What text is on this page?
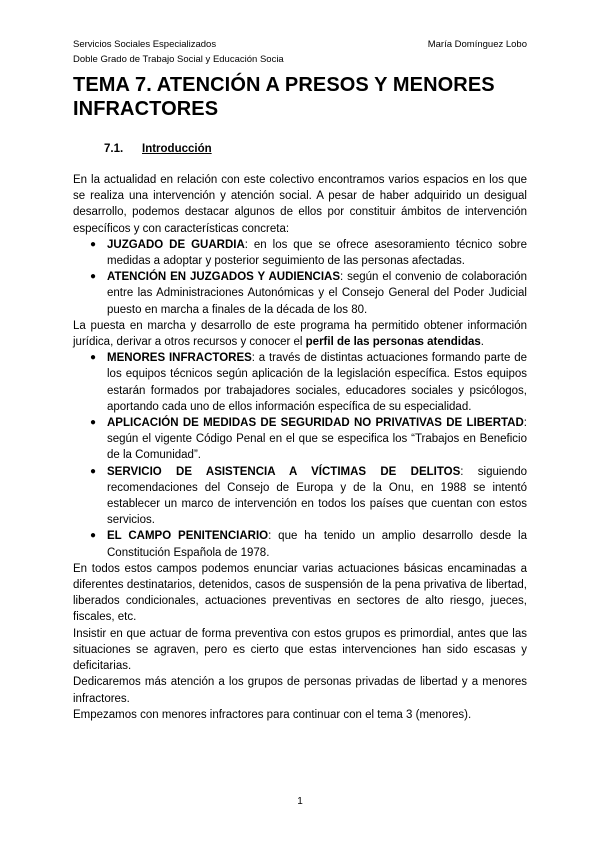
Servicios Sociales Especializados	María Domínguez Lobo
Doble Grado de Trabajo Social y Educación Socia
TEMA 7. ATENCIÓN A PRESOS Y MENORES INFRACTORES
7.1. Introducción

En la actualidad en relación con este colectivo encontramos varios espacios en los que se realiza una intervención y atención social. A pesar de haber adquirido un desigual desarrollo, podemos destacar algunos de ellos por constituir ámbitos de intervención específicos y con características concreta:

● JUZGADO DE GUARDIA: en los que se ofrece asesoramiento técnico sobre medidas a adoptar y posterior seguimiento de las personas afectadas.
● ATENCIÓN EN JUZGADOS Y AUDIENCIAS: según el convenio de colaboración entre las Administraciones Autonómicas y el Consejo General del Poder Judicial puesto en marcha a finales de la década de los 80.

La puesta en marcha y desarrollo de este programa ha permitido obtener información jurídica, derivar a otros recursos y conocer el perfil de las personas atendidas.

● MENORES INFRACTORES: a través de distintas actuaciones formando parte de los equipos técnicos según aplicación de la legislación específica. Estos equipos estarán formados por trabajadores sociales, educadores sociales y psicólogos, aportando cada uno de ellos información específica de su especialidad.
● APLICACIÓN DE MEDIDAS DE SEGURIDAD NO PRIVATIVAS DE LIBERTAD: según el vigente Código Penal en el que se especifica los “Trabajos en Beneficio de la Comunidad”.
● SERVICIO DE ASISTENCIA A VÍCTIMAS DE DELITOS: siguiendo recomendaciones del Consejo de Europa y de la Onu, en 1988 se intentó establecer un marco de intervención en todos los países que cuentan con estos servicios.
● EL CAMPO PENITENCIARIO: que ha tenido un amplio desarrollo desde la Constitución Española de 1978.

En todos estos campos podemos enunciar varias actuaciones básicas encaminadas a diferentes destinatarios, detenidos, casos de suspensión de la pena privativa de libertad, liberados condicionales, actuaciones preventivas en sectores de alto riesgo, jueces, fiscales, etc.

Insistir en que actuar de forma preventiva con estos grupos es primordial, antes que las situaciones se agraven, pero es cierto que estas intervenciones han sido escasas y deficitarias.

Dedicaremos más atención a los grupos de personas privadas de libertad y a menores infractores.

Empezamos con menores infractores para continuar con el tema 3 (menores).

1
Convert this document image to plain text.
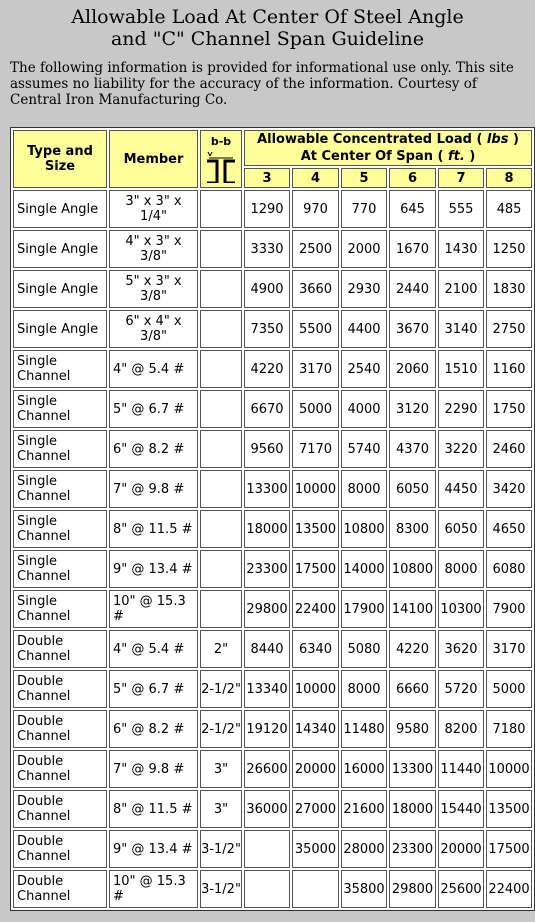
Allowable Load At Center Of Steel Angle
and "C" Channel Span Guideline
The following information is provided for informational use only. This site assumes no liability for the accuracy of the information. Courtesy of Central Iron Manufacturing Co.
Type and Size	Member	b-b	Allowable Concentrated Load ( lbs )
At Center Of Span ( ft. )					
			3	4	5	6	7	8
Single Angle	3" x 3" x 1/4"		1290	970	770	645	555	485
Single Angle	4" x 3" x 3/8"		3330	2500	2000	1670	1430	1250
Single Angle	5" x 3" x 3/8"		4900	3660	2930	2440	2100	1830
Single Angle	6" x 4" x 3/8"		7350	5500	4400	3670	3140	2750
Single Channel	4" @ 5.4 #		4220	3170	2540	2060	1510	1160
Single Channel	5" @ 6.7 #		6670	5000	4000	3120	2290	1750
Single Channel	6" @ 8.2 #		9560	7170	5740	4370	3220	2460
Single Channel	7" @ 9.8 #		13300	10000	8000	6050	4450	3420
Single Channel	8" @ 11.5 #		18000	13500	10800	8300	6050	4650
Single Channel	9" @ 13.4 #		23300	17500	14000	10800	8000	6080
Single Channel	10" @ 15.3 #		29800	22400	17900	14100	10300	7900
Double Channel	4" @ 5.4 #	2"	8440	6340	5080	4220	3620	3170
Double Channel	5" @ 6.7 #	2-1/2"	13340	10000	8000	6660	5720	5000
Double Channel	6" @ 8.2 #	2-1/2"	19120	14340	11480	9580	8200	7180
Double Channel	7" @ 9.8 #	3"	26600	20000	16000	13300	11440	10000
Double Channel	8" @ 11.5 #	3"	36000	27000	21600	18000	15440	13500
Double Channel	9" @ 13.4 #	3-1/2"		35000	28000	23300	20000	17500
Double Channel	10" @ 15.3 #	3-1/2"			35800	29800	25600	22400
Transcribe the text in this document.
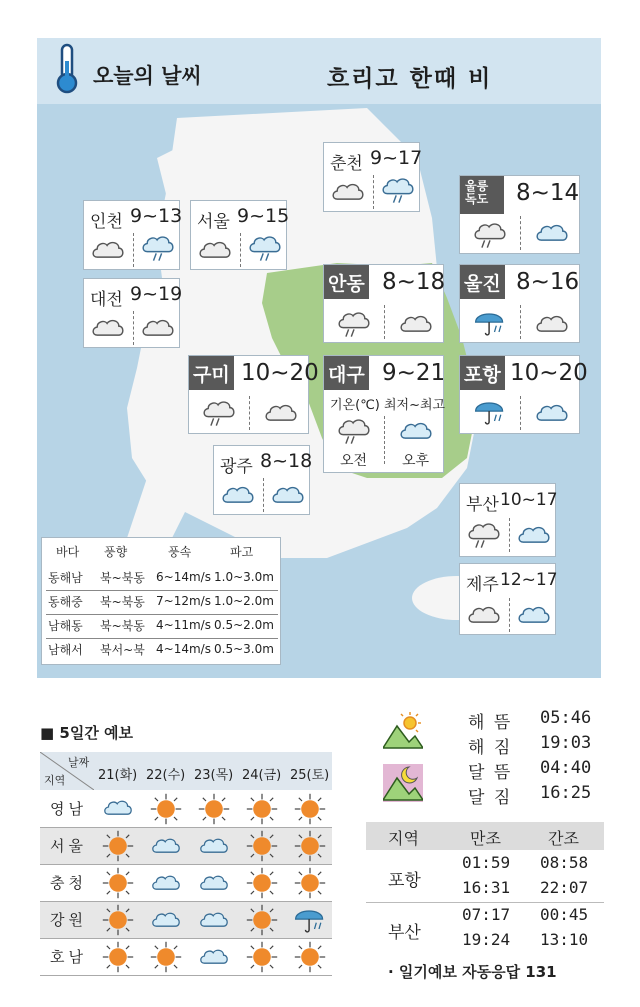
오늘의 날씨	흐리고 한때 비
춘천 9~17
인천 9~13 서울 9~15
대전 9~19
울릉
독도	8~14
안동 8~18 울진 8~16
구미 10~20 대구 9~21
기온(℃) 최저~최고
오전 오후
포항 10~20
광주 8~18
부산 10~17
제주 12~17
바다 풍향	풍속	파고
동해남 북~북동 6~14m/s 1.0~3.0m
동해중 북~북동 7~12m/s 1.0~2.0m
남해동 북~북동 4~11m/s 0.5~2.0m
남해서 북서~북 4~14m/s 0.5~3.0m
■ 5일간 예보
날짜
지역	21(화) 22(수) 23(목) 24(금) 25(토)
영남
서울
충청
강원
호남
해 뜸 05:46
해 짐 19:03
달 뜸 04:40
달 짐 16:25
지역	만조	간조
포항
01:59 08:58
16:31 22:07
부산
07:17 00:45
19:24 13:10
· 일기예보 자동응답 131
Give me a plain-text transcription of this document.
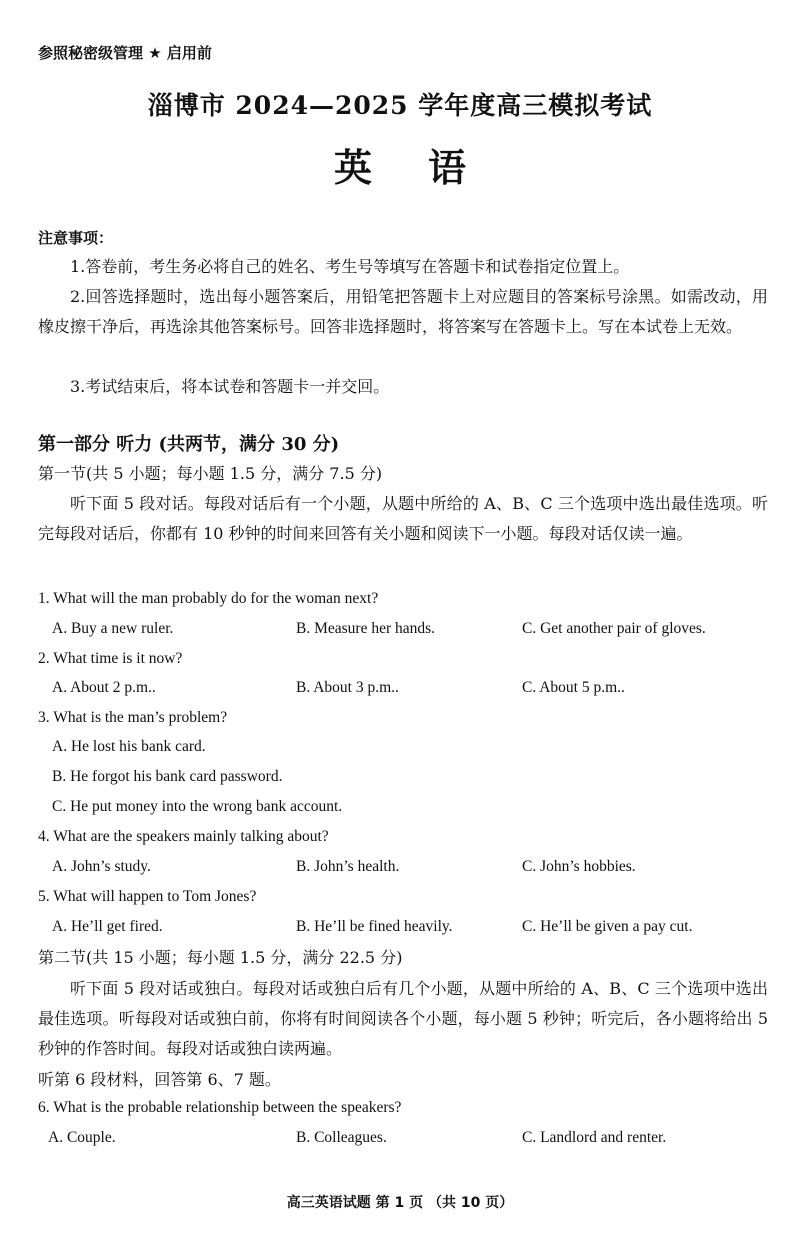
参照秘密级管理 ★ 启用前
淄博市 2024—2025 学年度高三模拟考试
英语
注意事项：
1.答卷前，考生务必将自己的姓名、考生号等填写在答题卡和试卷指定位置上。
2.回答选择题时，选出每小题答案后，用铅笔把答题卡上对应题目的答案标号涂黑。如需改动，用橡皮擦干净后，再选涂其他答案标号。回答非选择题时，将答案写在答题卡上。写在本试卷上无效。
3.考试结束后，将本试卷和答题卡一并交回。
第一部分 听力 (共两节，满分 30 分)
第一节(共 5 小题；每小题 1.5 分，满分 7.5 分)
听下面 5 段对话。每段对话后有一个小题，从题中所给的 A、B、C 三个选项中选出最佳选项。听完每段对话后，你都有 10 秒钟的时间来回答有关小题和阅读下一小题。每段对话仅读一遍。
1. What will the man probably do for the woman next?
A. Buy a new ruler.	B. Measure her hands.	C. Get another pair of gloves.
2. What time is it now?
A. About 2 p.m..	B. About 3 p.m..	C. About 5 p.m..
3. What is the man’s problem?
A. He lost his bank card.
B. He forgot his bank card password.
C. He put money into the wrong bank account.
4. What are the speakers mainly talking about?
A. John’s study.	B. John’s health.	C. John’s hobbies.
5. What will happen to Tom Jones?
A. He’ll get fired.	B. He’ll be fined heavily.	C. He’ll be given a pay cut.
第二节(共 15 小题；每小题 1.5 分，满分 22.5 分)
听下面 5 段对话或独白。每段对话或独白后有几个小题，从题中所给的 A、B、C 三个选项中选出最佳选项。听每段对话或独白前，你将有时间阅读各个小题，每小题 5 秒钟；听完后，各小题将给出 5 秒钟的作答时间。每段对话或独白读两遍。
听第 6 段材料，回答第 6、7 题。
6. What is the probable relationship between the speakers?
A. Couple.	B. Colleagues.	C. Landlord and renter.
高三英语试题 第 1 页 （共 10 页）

## Task prompt
Skip every picture and transcribe the data above exactly.

## Final answer
What text is on this page?
Servicios Sociales Especializados	María Domínguez Lobo
Doble Grado de Trabajo Social y Educación Socia
TEMA 7. ATENCIÓN A PRESOS Y MENORES INFRACTORES
7.1. Introducción

En la actualidad en relación con este colectivo encontramos varios espacios en los que se realiza una intervención y atención social. A pesar de haber adquirido un desigual desarrollo, podemos destacar algunos de ellos por constituir ámbitos de intervención específicos y con características concreta:

● JUZGADO DE GUARDIA: en los que se ofrece asesoramiento técnico sobre medidas a adoptar y posterior seguimiento de las personas afectadas.
● ATENCIÓN EN JUZGADOS Y AUDIENCIAS: según el convenio de colaboración entre las Administraciones Autonómicas y el Consejo General del Poder Judicial puesto en marcha a finales de la década de los 80.

La puesta en marcha y desarrollo de este programa ha permitido obtener información jurídica, derivar a otros recursos y conocer el perfil de las personas atendidas.

● MENORES INFRACTORES: a través de distintas actuaciones formando parte de los equipos técnicos según aplicación de la legislación específica. Estos equipos estarán formados por trabajadores sociales, educadores sociales y psicólogos, aportando cada uno de ellos información específica de su especialidad.
● APLICACIÓN DE MEDIDAS DE SEGURIDAD NO PRIVATIVAS DE LIBERTAD: según el vigente Código Penal en el que se especifica los “Trabajos en Beneficio de la Comunidad”.
● SERVICIO DE ASISTENCIA A VÍCTIMAS DE DELITOS: siguiendo recomendaciones del Consejo de Europa y de la Onu, en 1988 se intentó establecer un marco de intervención en todos los países que cuentan con estos servicios.
● EL CAMPO PENITENCIARIO: que ha tenido un amplio desarrollo desde la Constitución Española de 1978.

En todos estos campos podemos enunciar varias actuaciones básicas encaminadas a diferentes destinatarios, detenidos, casos de suspensión de la pena privativa de libertad, liberados condicionales, actuaciones preventivas en sectores de alto riesgo, jueces, fiscales, etc.

Insistir en que actuar de forma preventiva con estos grupos es primordial, antes que las situaciones se agraven, pero es cierto que estas intervenciones han sido escasas y deficitarias.

Dedicaremos más atención a los grupos de personas privadas de libertad y a menores infractores.

Empezamos con menores infractores para continuar con el tema 3 (menores).

1
Convert this document image to plain text.
Allowable Load At Center Of Steel Angle
and "C" Channel Span Guideline
The following information is provided for informational use only. This site assumes no liability for the accuracy of the information. Courtesy of Central Iron Manufacturing Co.
Type and Size	Member	b-b	Allowable Concentrated Load ( lbs )
At Center Of Span ( ft. )					
			3	4	5	6	7	8
Single Angle	3" x 3" x 1/4"		1290	970	770	645	555	485
Single Angle	4" x 3" x 3/8"		3330	2500	2000	1670	1430	1250
Single Angle	5" x 3" x 3/8"		4900	3660	2930	2440	2100	1830
Single Angle	6" x 4" x 3/8"		7350	5500	4400	3670	3140	2750
Single Channel	4" @ 5.4 #		4220	3170	2540	2060	1510	1160
Single Channel	5" @ 6.7 #		6670	5000	4000	3120	2290	1750
Single Channel	6" @ 8.2 #		9560	7170	5740	4370	3220	2460
Single Channel	7" @ 9.8 #		13300	10000	8000	6050	4450	3420
Single Channel	8" @ 11.5 #		18000	13500	10800	8300	6050	4650
Single Channel	9" @ 13.4 #		23300	17500	14000	10800	8000	6080
Single Channel	10" @ 15.3 #		29800	22400	17900	14100	10300	7900
Double Channel	4" @ 5.4 #	2"	8440	6340	5080	4220	3620	3170
Double Channel	5" @ 6.7 #	2-1/2"	13340	10000	8000	6660	5720	5000
Double Channel	6" @ 8.2 #	2-1/2"	19120	14340	11480	9580	8200	7180
Double Channel	7" @ 9.8 #	3"	26600	20000	16000	13300	11440	10000
Double Channel	8" @ 11.5 #	3"	36000	27000	21600	18000	15440	13500
Double Channel	9" @ 13.4 #	3-1/2"		35000	28000	23300	20000	17500
Double Channel	10" @ 15.3 #	3-1/2"			35800	29800	25600	22400
Transcribe the text in this document.
오늘의 날씨	흐리고 한때 비
춘천 9~17
인천 9~13 서울 9~15
대전 9~19
울릉
독도	8~14
안동 8~18 울진 8~16
구미 10~20 대구 9~21
기온(℃) 최저~최고
오전 오후
포항 10~20
광주 8~18
부산 10~17
제주 12~17
바다 풍향	풍속	파고
동해남 북~북동 6~14m/s 1.0~3.0m
동해중 북~북동 7~12m/s 1.0~2.0m
남해동 북~북동 4~11m/s 0.5~2.0m
남해서 북서~북 4~14m/s 0.5~3.0m
■ 5일간 예보
날짜
지역	21(화) 22(수) 23(목) 24(금) 25(토)
영남
서울
충청
강원
호남
해 뜸 05:46
해 짐 19:03
달 뜸 04:40
달 짐 16:25
지역	만조	간조
포항
01:59 08:58
16:31 22:07
부산
07:17 00:45
19:24 13:10
· 일기예보 자동응답 131
Give me a plain-text transcription of this document.
参照秘密级管理 ★ 启用前
淄博市 2024—2025 学年度高三模拟考试
英语
注意事项：
1.答卷前，考生务必将自己的姓名、考生号等填写在答题卡和试卷指定位置上。
2.回答选择题时，选出每小题答案后，用铅笔把答题卡上对应题目的答案标号涂黑。如需改动，用橡皮擦干净后，再选涂其他答案标号。回答非选择题时，将答案写在答题卡上。写在本试卷上无效。
3.考试结束后，将本试卷和答题卡一并交回。
第一部分 听力 (共两节，满分 30 分)
第一节(共 5 小题；每小题 1.5 分，满分 7.5 分)
听下面 5 段对话。每段对话后有一个小题，从题中所给的 A、B、C 三个选项中选出最佳选项。听完每段对话后，你都有 10 秒钟的时间来回答有关小题和阅读下一小题。每段对话仅读一遍。
1. What will the man probably do for the woman next?
A. Buy a new ruler.	B. Measure her hands.	C. Get another pair of gloves.
2. What time is it now?
A. About 2 p.m..	B. About 3 p.m..	C. About 5 p.m..
3. What is the man’s problem?
A. He lost his bank card.
B. He forgot his bank card password.
C. He put money into the wrong bank account.
4. What are the speakers mainly talking about?
A. John’s study.	B. John’s health.	C. John’s hobbies.
5. What will happen to Tom Jones?
A. He’ll get fired.	B. He’ll be fined heavily.	C. He’ll be given a pay cut.
第二节(共 15 小题；每小题 1.5 分，满分 22.5 分)
听下面 5 段对话或独白。每段对话或独白后有几个小题，从题中所给的 A、B、C 三个选项中选出最佳选项。听每段对话或独白前，你将有时间阅读各个小题，每小题 5 秒钟；听完后，各小题将给出 5 秒钟的作答时间。每段对话或独白读两遍。
听第 6 段材料，回答第 6、7 题。
6. What is the probable relationship between the speakers?
A. Couple.	B. Colleagues.	C. Landlord and renter.
高三英语试题 第 1 页 （共 10 页）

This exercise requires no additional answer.